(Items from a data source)
----------
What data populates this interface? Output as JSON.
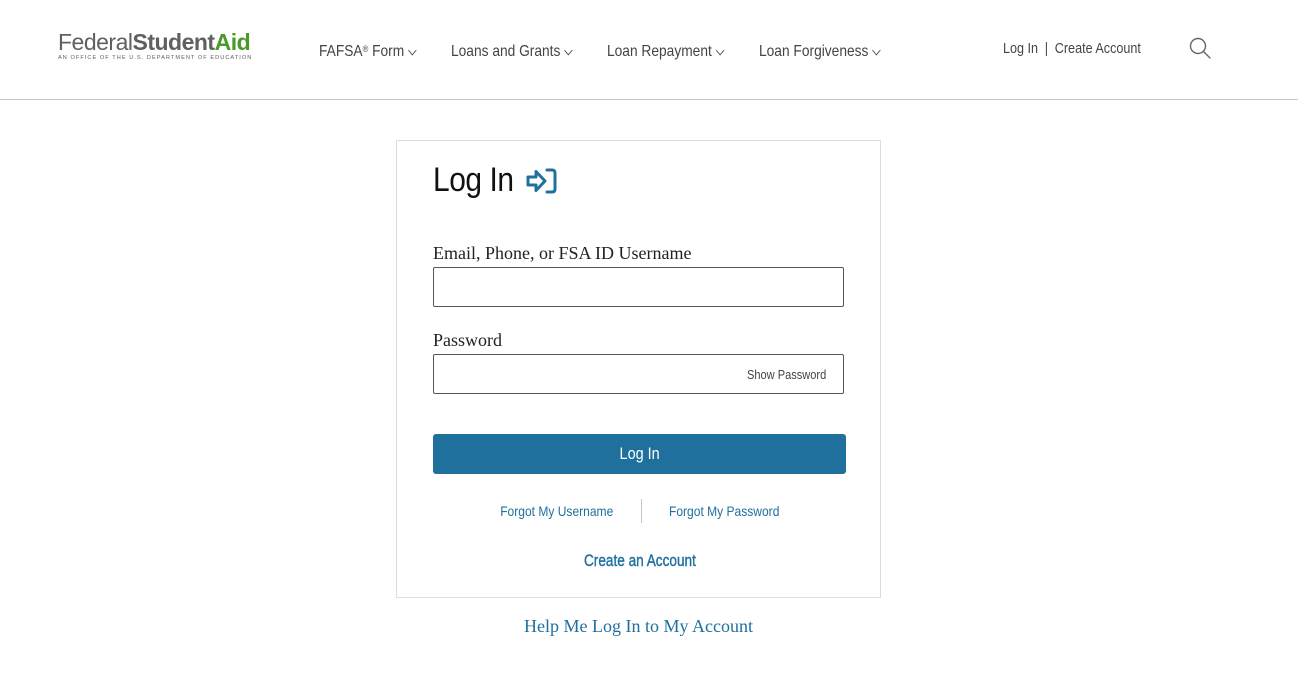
{
  "header": {
    "logo": {
      "word1": "Federal",
      "word2": "Student",
      "word3": "Aid",
      "tagline": "An Office of the U.S. Department of Education"
    },
    "nav": [
      {
        "label": "FAFSA",
        "sup": "®",
        "suffix": " Form",
        "icon": "chevron-down-icon"
      },
      {
        "label": "Loans and Grants",
        "icon": "chevron-down-icon"
      },
      {
        "label": "Loan Repayment",
        "icon": "chevron-down-icon"
      },
      {
        "label": "Loan Forgiveness",
        "icon": "chevron-down-icon"
      }
    ],
    "utility": {
      "login": "Log In",
      "separator": "|",
      "create_account": "Create Account"
    },
    "search_icon": "search-icon"
  },
  "login_card": {
    "title": "Log In",
    "title_icon": "sign-in-arrow-icon",
    "username_label": "Email, Phone, or FSA ID Username",
    "username_value": "",
    "password_label": "Password",
    "password_value": "",
    "show_password": "Show Password",
    "submit": "Log In",
    "forgot_username": "Forgot My Username",
    "forgot_password": "Forgot My Password",
    "create_account": "Create an Account"
  },
  "help_link": "Help Me Log In to My Account",
  "colors": {
    "brand_blue": "#20709e",
    "logo_green": "#4a9a2a",
    "logo_gray": "#5f6062"
  }
}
----------
» **Description of the task**
Apart from the pictures, the entries above are to be repeated in full and exactly.

» **Correct result**
What data populates this interface? Output as JSON.
{
  "header": {
    "logo": {
      "word1": "Federal",
      "word2": "Student",
      "word3": "Aid",
      "tagline": "An Office of the U.S. Department of Education"
    },
    "nav": [
      {
        "label": "FAFSA",
        "sup": "®",
        "suffix": " Form",
        "icon": "chevron-down-icon"
      },
      {
        "label": "Loans and Grants",
        "icon": "chevron-down-icon"
      },
      {
        "label": "Loan Repayment",
        "icon": "chevron-down-icon"
      },
      {
        "label": "Loan Forgiveness",
        "icon": "chevron-down-icon"
      }
    ],
    "utility": {
      "login": "Log In",
      "separator": "|",
      "create_account": "Create Account"
    },
    "search_icon": "search-icon"
  },
  "login_card": {
    "title": "Log In",
    "title_icon": "sign-in-arrow-icon",
    "username_label": "Email, Phone, or FSA ID Username",
    "username_value": "",
    "password_label": "Password",
    "password_value": "",
    "show_password": "Show Password",
    "submit": "Log In",
    "forgot_username": "Forgot My Username",
    "forgot_password": "Forgot My Password",
    "create_account": "Create an Account"
  },
  "help_link": "Help Me Log In to My Account",
  "colors": {
    "brand_blue": "#20709e",
    "logo_green": "#4a9a2a",
    "logo_gray": "#5f6062"
  }
}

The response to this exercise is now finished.